[Stored data]
▼▼▼
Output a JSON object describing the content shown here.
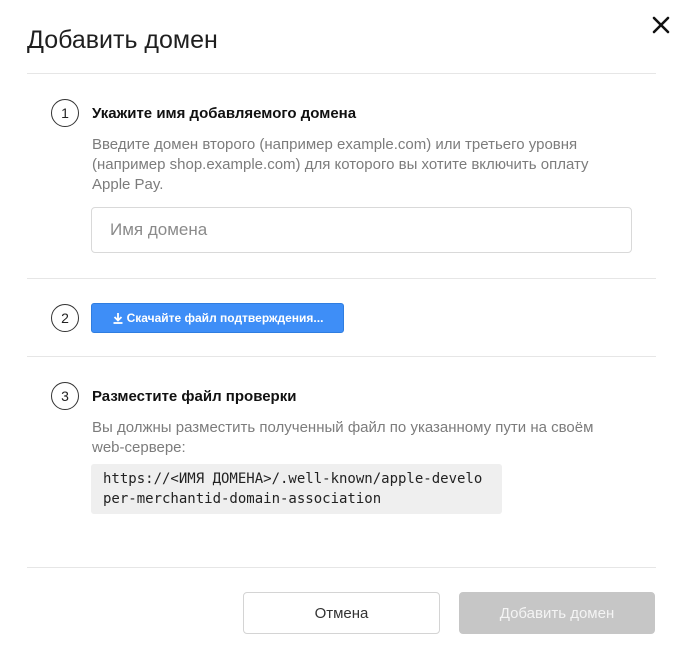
{
  "dialog": {
    "title": "Добавить домен",
    "close_icon": "close-icon"
  },
  "steps": [
    {
      "number": "1",
      "title": "Укажите имя добавляемого домена",
      "description": "Введите домен второго (например example.com) или третьего уровня (например shop.example.com) для которого вы хотите включить оплату Apple Pay.",
      "input": {
        "placeholder": "Имя домена",
        "value": ""
      }
    },
    {
      "number": "2",
      "button_label": "Скачайте файл подтверждения...",
      "button_icon": "download-icon",
      "button_color": "#3e8ef7"
    },
    {
      "number": "3",
      "title": "Разместите файл проверки",
      "description": "Вы должны разместить полученный файл по указанному пути на своём web-сервере:",
      "path": "https://<ИМЯ ДОМЕНА>/.well-known/apple-developer-merchantid-domain-association"
    }
  ],
  "footer": {
    "cancel_label": "Отмена",
    "submit_label": "Добавить домен",
    "submit_disabled": true
  }
}
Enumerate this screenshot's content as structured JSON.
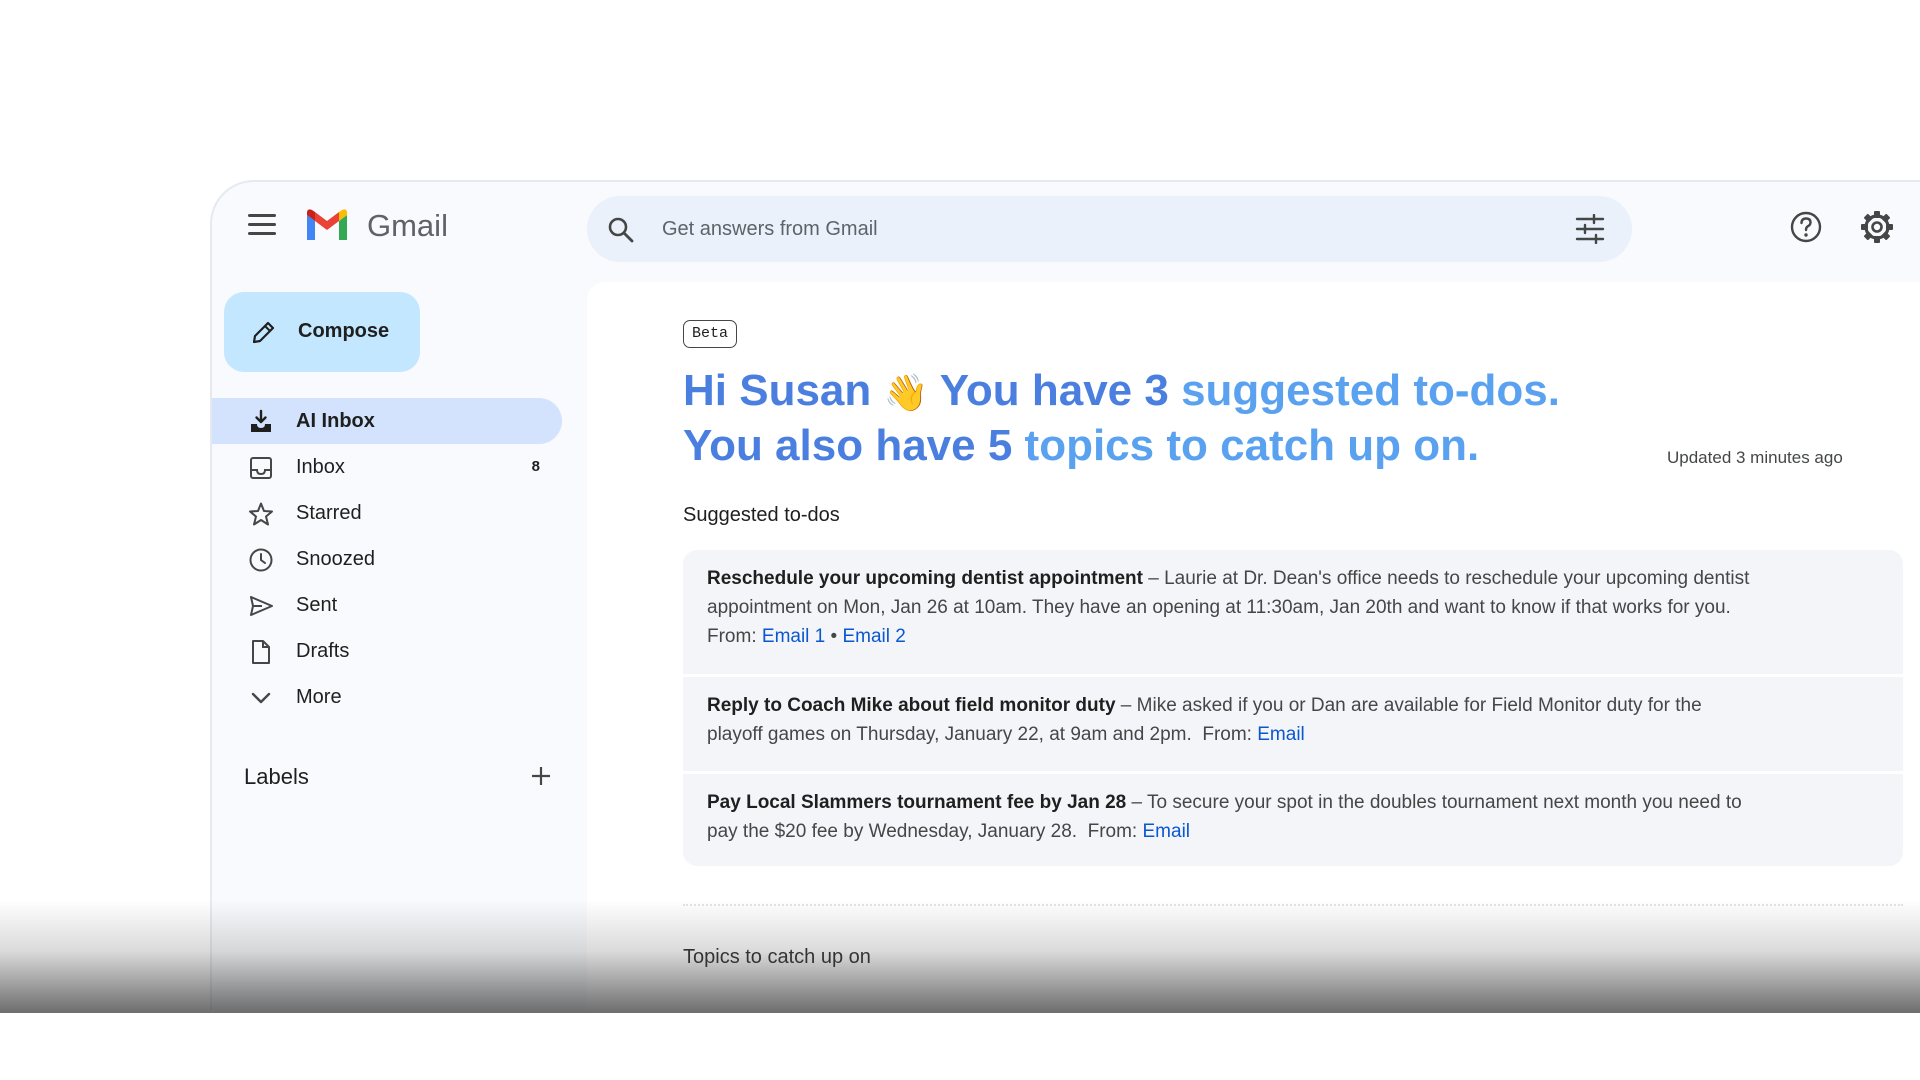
{
  "app": {
    "brand": "Gmail"
  },
  "search": {
    "placeholder": "Get answers from Gmail"
  },
  "compose": {
    "label": "Compose"
  },
  "sidebar": {
    "items": [
      {
        "label": "AI Inbox",
        "icon": "ai-inbox-icon",
        "active": true
      },
      {
        "label": "Inbox",
        "icon": "inbox-icon",
        "count": "8"
      },
      {
        "label": "Starred",
        "icon": "star-icon"
      },
      {
        "label": "Snoozed",
        "icon": "clock-icon"
      },
      {
        "label": "Sent",
        "icon": "send-icon"
      },
      {
        "label": "Drafts",
        "icon": "draft-icon"
      },
      {
        "label": "More",
        "icon": "chevron-down-icon"
      }
    ],
    "labels_title": "Labels"
  },
  "main": {
    "badge": "Beta",
    "greeting": {
      "line1_a": "Hi Susan",
      "wave": "👋",
      "line1_b": "You have 3",
      "line1_c": "suggested to-dos.",
      "line2_a": "You also have 5",
      "line2_b": "topics to catch up on."
    },
    "updated": "Updated 3 minutes ago",
    "todos_title": "Suggested to-dos",
    "todos": [
      {
        "title": "Reschedule your upcoming dentist appointment",
        "body": "Laurie at Dr. Dean's office needs to reschedule your upcoming dentist appointment on Mon, Jan 26 at 10am. They have an opening at 11:30am, Jan 20th and want to know if that works for you.",
        "from_label": "From:",
        "links": [
          "Email 1",
          "Email 2"
        ]
      },
      {
        "title": "Reply to Coach Mike about field monitor duty",
        "body": "Mike asked if you or Dan are available for Field Monitor duty for the playoff games on Thursday, January 22, at 9am and 2pm.",
        "from_label": "From:",
        "links": [
          "Email"
        ]
      },
      {
        "title": "Pay Local Slammers tournament fee by Jan 28",
        "body": "To secure your spot in the doubles tournament next month you need to pay the $20 fee by Wednesday, January 28.",
        "from_label": "From:",
        "links": [
          "Email"
        ]
      }
    ],
    "topics_title": "Topics to catch up on"
  },
  "colors": {
    "accent_dark": "#4a7fe0",
    "accent_light": "#5aa2f0",
    "compose_bg": "#c2e7ff",
    "active_nav_bg": "#d3e3fd",
    "link": "#0b57d0"
  }
}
▲▲▲
[TASK DIRECTIONS]
Retype the whole listing exactly and leave the pictures out.

[THE ANSWER]
Output a JSON object describing the content shown here.
{
  "dialog": {
    "title": "Добавить домен",
    "close_icon": "close-icon"
  },
  "steps": [
    {
      "number": "1",
      "title": "Укажите имя добавляемого домена",
      "description": "Введите домен второго (например example.com) или третьего уровня (например shop.example.com) для которого вы хотите включить оплату Apple Pay.",
      "input": {
        "placeholder": "Имя домена",
        "value": ""
      }
    },
    {
      "number": "2",
      "button_label": "Скачайте файл подтверждения...",
      "button_icon": "download-icon",
      "button_color": "#3e8ef7"
    },
    {
      "number": "3",
      "title": "Разместите файл проверки",
      "description": "Вы должны разместить полученный файл по указанному пути на своём web-сервере:",
      "path": "https://<ИМЯ ДОМЕНА>/.well-known/apple-developer-merchantid-domain-association"
    }
  ],
  "footer": {
    "cancel_label": "Отмена",
    "submit_label": "Добавить домен",
    "submit_disabled": true
  }
}
Enumerate this screenshot's content as structured JSON.
{
  "app": {
    "brand": "Gmail"
  },
  "search": {
    "placeholder": "Get answers from Gmail"
  },
  "compose": {
    "label": "Compose"
  },
  "sidebar": {
    "items": [
      {
        "label": "AI Inbox",
        "icon": "ai-inbox-icon",
        "active": true
      },
      {
        "label": "Inbox",
        "icon": "inbox-icon",
        "count": "8"
      },
      {
        "label": "Starred",
        "icon": "star-icon"
      },
      {
        "label": "Snoozed",
        "icon": "clock-icon"
      },
      {
        "label": "Sent",
        "icon": "send-icon"
      },
      {
        "label": "Drafts",
        "icon": "draft-icon"
      },
      {
        "label": "More",
        "icon": "chevron-down-icon"
      }
    ],
    "labels_title": "Labels"
  },
  "main": {
    "badge": "Beta",
    "greeting": {
      "line1_a": "Hi Susan",
      "wave": "👋",
      "line1_b": "You have 3",
      "line1_c": "suggested to-dos.",
      "line2_a": "You also have 5",
      "line2_b": "topics to catch up on."
    },
    "updated": "Updated 3 minutes ago",
    "todos_title": "Suggested to-dos",
    "todos": [
      {
        "title": "Reschedule your upcoming dentist appointment",
        "body": "Laurie at Dr. Dean's office needs to reschedule your upcoming dentist appointment on Mon, Jan 26 at 10am. They have an opening at 11:30am, Jan 20th and want to know if that works for you.",
        "from_label": "From:",
        "links": [
          "Email 1",
          "Email 2"
        ]
      },
      {
        "title": "Reply to Coach Mike about field monitor duty",
        "body": "Mike asked if you or Dan are available for Field Monitor duty for the playoff games on Thursday, January 22, at 9am and 2pm.",
        "from_label": "From:",
        "links": [
          "Email"
        ]
      },
      {
        "title": "Pay Local Slammers tournament fee by Jan 28",
        "body": "To secure your spot in the doubles tournament next month you need to pay the $20 fee by Wednesday, January 28.",
        "from_label": "From:",
        "links": [
          "Email"
        ]
      }
    ],
    "topics_title": "Topics to catch up on"
  },
  "colors": {
    "accent_dark": "#4a7fe0",
    "accent_light": "#5aa2f0",
    "compose_bg": "#c2e7ff",
    "active_nav_bg": "#d3e3fd",
    "link": "#0b57d0"
  }
}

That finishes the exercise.